GOAL: Each record that follows should be repeated exactly, minus any images.

++++ ENTRIES ++++

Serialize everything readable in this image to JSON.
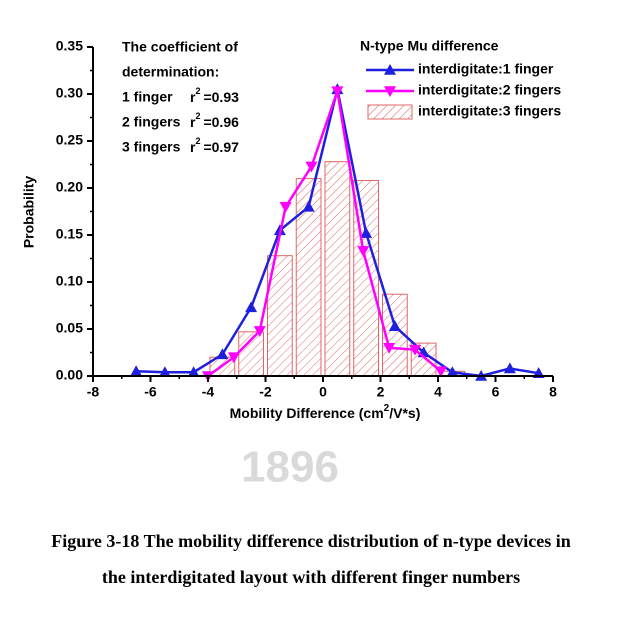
{
  "chart_data": {
    "type": "histogram",
    "ylabel": "Probability",
    "xlabel": [
      "Mobility Difference (cm",
      "2",
      "/V*s)"
    ],
    "xlim": [
      -8,
      8
    ],
    "xticks": [
      -8,
      -6,
      -4,
      -2,
      0,
      2,
      4,
      6,
      8
    ],
    "ylim": [
      0,
      0.35
    ],
    "yticks": [
      {
        "value": 0,
        "label": "0.00"
      },
      {
        "value": 0.05,
        "label": "0.05"
      },
      {
        "value": 0.1,
        "label": "0.10"
      },
      {
        "value": 0.15,
        "label": "0.15"
      },
      {
        "value": 0.2,
        "label": "0.20"
      },
      {
        "value": 0.25,
        "label": "0.25"
      },
      {
        "value": 0.3,
        "label": "0.30"
      },
      {
        "value": 0.35,
        "label": "0.35"
      }
    ],
    "annotation": {
      "title": [
        "The coefficient of",
        "determination:"
      ],
      "rows": [
        {
          "label": "1 finger",
          "stat": "r",
          "sup": "2",
          "value": "=0.93"
        },
        {
          "label": "2 fingers",
          "stat": "r",
          "sup": "2",
          "value": "=0.96"
        },
        {
          "label": "3 fingers",
          "stat": "r",
          "sup": "2",
          "value": "=0.97"
        }
      ]
    },
    "legend_title": "N-type Mu difference",
    "histogram": {
      "name": "interdigitate:3 fingers",
      "color": "#e06666",
      "bins": [
        -4,
        -3,
        -2,
        -1,
        0,
        1,
        2,
        3,
        4,
        5
      ],
      "values": [
        0.02,
        0.047,
        0.128,
        0.21,
        0.228,
        0.208,
        0.087,
        0.035,
        0.005
      ]
    },
    "series": [
      {
        "name": "interdigitate:1 finger",
        "color": "#1f1fe0",
        "marker": "up",
        "x": [
          -6.5,
          -5.5,
          -4.5,
          -3.5,
          -2.5,
          -1.5,
          -0.5,
          0.5,
          1.5,
          2.5,
          3.5,
          4.5,
          5.5,
          6.5,
          7.5
        ],
        "values": [
          0.005,
          0.004,
          0.004,
          0.023,
          0.073,
          0.155,
          0.18,
          0.305,
          0.152,
          0.053,
          0.025,
          0.004,
          0,
          0.008,
          0.003
        ]
      },
      {
        "name": "interdigitate:2 fingers",
        "color": "#ff00ff",
        "marker": "down",
        "x": [
          -4,
          -3.1,
          -2.2,
          -1.3,
          -0.4,
          0.5,
          1.4,
          2.3,
          3.2,
          4.1
        ],
        "values": [
          0,
          0.02,
          0.048,
          0.18,
          0.223,
          0.303,
          0.133,
          0.03,
          0.028,
          0.005
        ]
      }
    ]
  },
  "watermark": "1896",
  "caption": [
    "Figure 3-18 The mobility difference distribution of n-type devices in",
    "the interdigitated layout with different finger numbers"
  ]
}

++++

SOLUTION TO THIS EXERCISE:
Serialize everything readable in this image to JSON.
{
  "chart_data": {
    "type": "histogram",
    "ylabel": "Probability",
    "xlabel": [
      "Mobility Difference (cm",
      "2",
      "/V*s)"
    ],
    "xlim": [
      -8,
      8
    ],
    "xticks": [
      -8,
      -6,
      -4,
      -2,
      0,
      2,
      4,
      6,
      8
    ],
    "ylim": [
      0,
      0.35
    ],
    "yticks": [
      {
        "value": 0,
        "label": "0.00"
      },
      {
        "value": 0.05,
        "label": "0.05"
      },
      {
        "value": 0.1,
        "label": "0.10"
      },
      {
        "value": 0.15,
        "label": "0.15"
      },
      {
        "value": 0.2,
        "label": "0.20"
      },
      {
        "value": 0.25,
        "label": "0.25"
      },
      {
        "value": 0.3,
        "label": "0.30"
      },
      {
        "value": 0.35,
        "label": "0.35"
      }
    ],
    "annotation": {
      "title": [
        "The coefficient of",
        "determination:"
      ],
      "rows": [
        {
          "label": "1 finger",
          "stat": "r",
          "sup": "2",
          "value": "=0.93"
        },
        {
          "label": "2 fingers",
          "stat": "r",
          "sup": "2",
          "value": "=0.96"
        },
        {
          "label": "3 fingers",
          "stat": "r",
          "sup": "2",
          "value": "=0.97"
        }
      ]
    },
    "legend_title": "N-type Mu difference",
    "histogram": {
      "name": "interdigitate:3 fingers",
      "color": "#e06666",
      "bins": [
        -4,
        -3,
        -2,
        -1,
        0,
        1,
        2,
        3,
        4,
        5
      ],
      "values": [
        0.02,
        0.047,
        0.128,
        0.21,
        0.228,
        0.208,
        0.087,
        0.035,
        0.005
      ]
    },
    "series": [
      {
        "name": "interdigitate:1 finger",
        "color": "#1f1fe0",
        "marker": "up",
        "x": [
          -6.5,
          -5.5,
          -4.5,
          -3.5,
          -2.5,
          -1.5,
          -0.5,
          0.5,
          1.5,
          2.5,
          3.5,
          4.5,
          5.5,
          6.5,
          7.5
        ],
        "values": [
          0.005,
          0.004,
          0.004,
          0.023,
          0.073,
          0.155,
          0.18,
          0.305,
          0.152,
          0.053,
          0.025,
          0.004,
          0,
          0.008,
          0.003
        ]
      },
      {
        "name": "interdigitate:2 fingers",
        "color": "#ff00ff",
        "marker": "down",
        "x": [
          -4,
          -3.1,
          -2.2,
          -1.3,
          -0.4,
          0.5,
          1.4,
          2.3,
          3.2,
          4.1
        ],
        "values": [
          0,
          0.02,
          0.048,
          0.18,
          0.223,
          0.303,
          0.133,
          0.03,
          0.028,
          0.005
        ]
      }
    ]
  },
  "watermark": "1896",
  "caption": [
    "Figure 3-18 The mobility difference distribution of n-type devices in",
    "the interdigitated layout with different finger numbers"
  ]
}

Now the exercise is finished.